• [ITEMS]
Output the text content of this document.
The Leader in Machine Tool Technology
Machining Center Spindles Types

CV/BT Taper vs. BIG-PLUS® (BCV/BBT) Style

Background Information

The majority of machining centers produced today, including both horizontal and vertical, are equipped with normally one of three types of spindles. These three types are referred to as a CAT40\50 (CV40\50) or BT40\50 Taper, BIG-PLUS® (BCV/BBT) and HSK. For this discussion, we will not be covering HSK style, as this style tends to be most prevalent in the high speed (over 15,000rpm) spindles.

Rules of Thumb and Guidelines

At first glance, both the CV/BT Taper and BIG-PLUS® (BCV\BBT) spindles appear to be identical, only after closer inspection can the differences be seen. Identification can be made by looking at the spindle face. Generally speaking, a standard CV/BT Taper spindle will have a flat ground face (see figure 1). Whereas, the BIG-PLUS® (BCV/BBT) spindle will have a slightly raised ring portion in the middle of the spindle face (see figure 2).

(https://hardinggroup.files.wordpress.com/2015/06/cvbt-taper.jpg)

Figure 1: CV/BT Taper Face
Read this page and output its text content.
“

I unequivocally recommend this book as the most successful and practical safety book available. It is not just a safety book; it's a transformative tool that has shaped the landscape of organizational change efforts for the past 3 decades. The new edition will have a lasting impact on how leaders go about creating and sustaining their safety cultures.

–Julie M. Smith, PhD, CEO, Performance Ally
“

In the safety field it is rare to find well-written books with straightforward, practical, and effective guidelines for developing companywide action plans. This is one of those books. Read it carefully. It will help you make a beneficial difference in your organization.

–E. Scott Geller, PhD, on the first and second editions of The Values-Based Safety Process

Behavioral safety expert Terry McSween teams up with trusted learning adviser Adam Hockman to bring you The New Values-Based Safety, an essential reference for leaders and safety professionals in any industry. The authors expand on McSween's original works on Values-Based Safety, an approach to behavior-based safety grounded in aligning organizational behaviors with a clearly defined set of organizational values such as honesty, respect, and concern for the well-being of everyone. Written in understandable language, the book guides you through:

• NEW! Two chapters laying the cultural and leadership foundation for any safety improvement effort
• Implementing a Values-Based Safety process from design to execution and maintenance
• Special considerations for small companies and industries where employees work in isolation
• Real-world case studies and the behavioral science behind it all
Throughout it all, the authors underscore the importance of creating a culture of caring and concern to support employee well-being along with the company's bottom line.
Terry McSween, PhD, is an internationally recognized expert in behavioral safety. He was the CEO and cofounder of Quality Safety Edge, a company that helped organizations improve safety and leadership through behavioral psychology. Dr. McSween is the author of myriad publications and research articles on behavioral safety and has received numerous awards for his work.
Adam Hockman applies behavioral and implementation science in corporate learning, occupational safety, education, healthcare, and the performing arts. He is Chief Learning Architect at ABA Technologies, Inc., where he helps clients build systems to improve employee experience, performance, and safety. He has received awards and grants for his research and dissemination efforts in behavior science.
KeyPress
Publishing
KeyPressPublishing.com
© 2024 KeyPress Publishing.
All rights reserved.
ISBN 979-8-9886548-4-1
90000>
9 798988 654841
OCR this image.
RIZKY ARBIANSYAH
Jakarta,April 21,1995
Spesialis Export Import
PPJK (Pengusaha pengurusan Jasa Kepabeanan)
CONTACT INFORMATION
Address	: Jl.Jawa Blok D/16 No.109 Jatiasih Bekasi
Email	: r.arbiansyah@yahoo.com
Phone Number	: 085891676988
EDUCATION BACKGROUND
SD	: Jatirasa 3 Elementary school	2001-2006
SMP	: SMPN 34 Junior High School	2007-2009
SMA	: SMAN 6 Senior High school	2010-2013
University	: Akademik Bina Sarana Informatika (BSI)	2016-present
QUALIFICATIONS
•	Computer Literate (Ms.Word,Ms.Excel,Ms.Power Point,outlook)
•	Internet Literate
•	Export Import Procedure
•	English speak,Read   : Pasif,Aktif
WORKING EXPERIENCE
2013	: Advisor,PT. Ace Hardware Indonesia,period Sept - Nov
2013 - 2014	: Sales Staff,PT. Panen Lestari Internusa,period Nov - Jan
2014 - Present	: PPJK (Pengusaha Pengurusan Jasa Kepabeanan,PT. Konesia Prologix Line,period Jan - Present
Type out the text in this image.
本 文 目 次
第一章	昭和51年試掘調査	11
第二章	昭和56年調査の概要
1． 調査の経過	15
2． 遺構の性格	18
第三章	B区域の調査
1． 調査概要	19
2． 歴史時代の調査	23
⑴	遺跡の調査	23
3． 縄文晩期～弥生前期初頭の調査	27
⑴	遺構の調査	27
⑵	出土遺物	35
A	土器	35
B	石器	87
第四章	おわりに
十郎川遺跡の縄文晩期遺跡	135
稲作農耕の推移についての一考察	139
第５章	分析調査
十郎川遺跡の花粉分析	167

• [TASK STATEMENT] Generate an exact reproduction of all entries.

• [OUTPUT]
Output the text content of this document.
The Leader in Machine Tool Technology
Machining Center Spindles Types

CV/BT Taper vs. BIG-PLUS® (BCV/BBT) Style

Background Information

The majority of machining centers produced today, including both horizontal and vertical, are equipped with normally one of three types of spindles. These three types are referred to as a CAT40\50 (CV40\50) or BT40\50 Taper, BIG-PLUS® (BCV/BBT) and HSK. For this discussion, we will not be covering HSK style, as this style tends to be most prevalent in the high speed (over 15,000rpm) spindles.

Rules of Thumb and Guidelines

At first glance, both the CV/BT Taper and BIG-PLUS® (BCV\BBT) spindles appear to be identical, only after closer inspection can the differences be seen. Identification can be made by looking at the spindle face. Generally speaking, a standard CV/BT Taper spindle will have a flat ground face (see figure 1). Whereas, the BIG-PLUS® (BCV/BBT) spindle will have a slightly raised ring portion in the middle of the spindle face (see figure 2).

(https://hardinggroup.files.wordpress.com/2015/06/cvbt-taper.jpg)

Figure 1: CV/BT Taper Face
Read this page and output its text content.
“

I unequivocally recommend this book as the most successful and practical safety book available. It is not just a safety book; it's a transformative tool that has shaped the landscape of organizational change efforts for the past 3 decades. The new edition will have a lasting impact on how leaders go about creating and sustaining their safety cultures.

–Julie M. Smith, PhD, CEO, Performance Ally
“

In the safety field it is rare to find well-written books with straightforward, practical, and effective guidelines for developing companywide action plans. This is one of those books. Read it carefully. It will help you make a beneficial difference in your organization.

–E. Scott Geller, PhD, on the first and second editions of The Values-Based Safety Process

Behavioral safety expert Terry McSween teams up with trusted learning adviser Adam Hockman to bring you The New Values-Based Safety, an essential reference for leaders and safety professionals in any industry. The authors expand on McSween's original works on Values-Based Safety, an approach to behavior-based safety grounded in aligning organizational behaviors with a clearly defined set of organizational values such as honesty, respect, and concern for the well-being of everyone. Written in understandable language, the book guides you through:

• NEW! Two chapters laying the cultural and leadership foundation for any safety improvement effort
• Implementing a Values-Based Safety process from design to execution and maintenance
• Special considerations for small companies and industries where employees work in isolation
• Real-world case studies and the behavioral science behind it all
Throughout it all, the authors underscore the importance of creating a culture of caring and concern to support employee well-being along with the company's bottom line.
Terry McSween, PhD, is an internationally recognized expert in behavioral safety. He was the CEO and cofounder of Quality Safety Edge, a company that helped organizations improve safety and leadership through behavioral psychology. Dr. McSween is the author of myriad publications and research articles on behavioral safety and has received numerous awards for his work.
Adam Hockman applies behavioral and implementation science in corporate learning, occupational safety, education, healthcare, and the performing arts. He is Chief Learning Architect at ABA Technologies, Inc., where he helps clients build systems to improve employee experience, performance, and safety. He has received awards and grants for his research and dissemination efforts in behavior science.
KeyPress
Publishing
KeyPressPublishing.com
© 2024 KeyPress Publishing.
All rights reserved.
ISBN 979-8-9886548-4-1
90000>
9 798988 654841
OCR this image.
RIZKY ARBIANSYAH
Jakarta,April 21,1995
Spesialis Export Import
PPJK (Pengusaha pengurusan Jasa Kepabeanan)
CONTACT INFORMATION
Address	: Jl.Jawa Blok D/16 No.109 Jatiasih Bekasi
Email	: r.arbiansyah@yahoo.com
Phone Number	: 085891676988
EDUCATION BACKGROUND
SD	: Jatirasa 3 Elementary school	2001-2006
SMP	: SMPN 34 Junior High School	2007-2009
SMA	: SMAN 6 Senior High school	2010-2013
University	: Akademik Bina Sarana Informatika (BSI)	2016-present
QUALIFICATIONS
•	Computer Literate (Ms.Word,Ms.Excel,Ms.Power Point,outlook)
•	Internet Literate
•	Export Import Procedure
•	English speak,Read   : Pasif,Aktif
WORKING EXPERIENCE
2013	: Advisor,PT. Ace Hardware Indonesia,period Sept - Nov
2013 - 2014	: Sales Staff,PT. Panen Lestari Internusa,period Nov - Jan
2014 - Present	: PPJK (Pengusaha Pengurusan Jasa Kepabeanan,PT. Konesia Prologix Line,period Jan - Present
Type out the text in this image.
本 文 目 次
第一章	昭和51年試掘調査	11
第二章	昭和56年調査の概要
1． 調査の経過	15
2． 遺構の性格	18
第三章	B区域の調査
1． 調査概要	19
2． 歴史時代の調査	23
⑴	遺跡の調査	23
3． 縄文晩期～弥生前期初頭の調査	27
⑴	遺構の調査	27
⑵	出土遺物	35
A	土器	35
B	石器	87
第四章	おわりに
十郎川遺跡の縄文晩期遺跡	135
稲作農耕の推移についての一考察	139
第５章	分析調査
十郎川遺跡の花粉分析	167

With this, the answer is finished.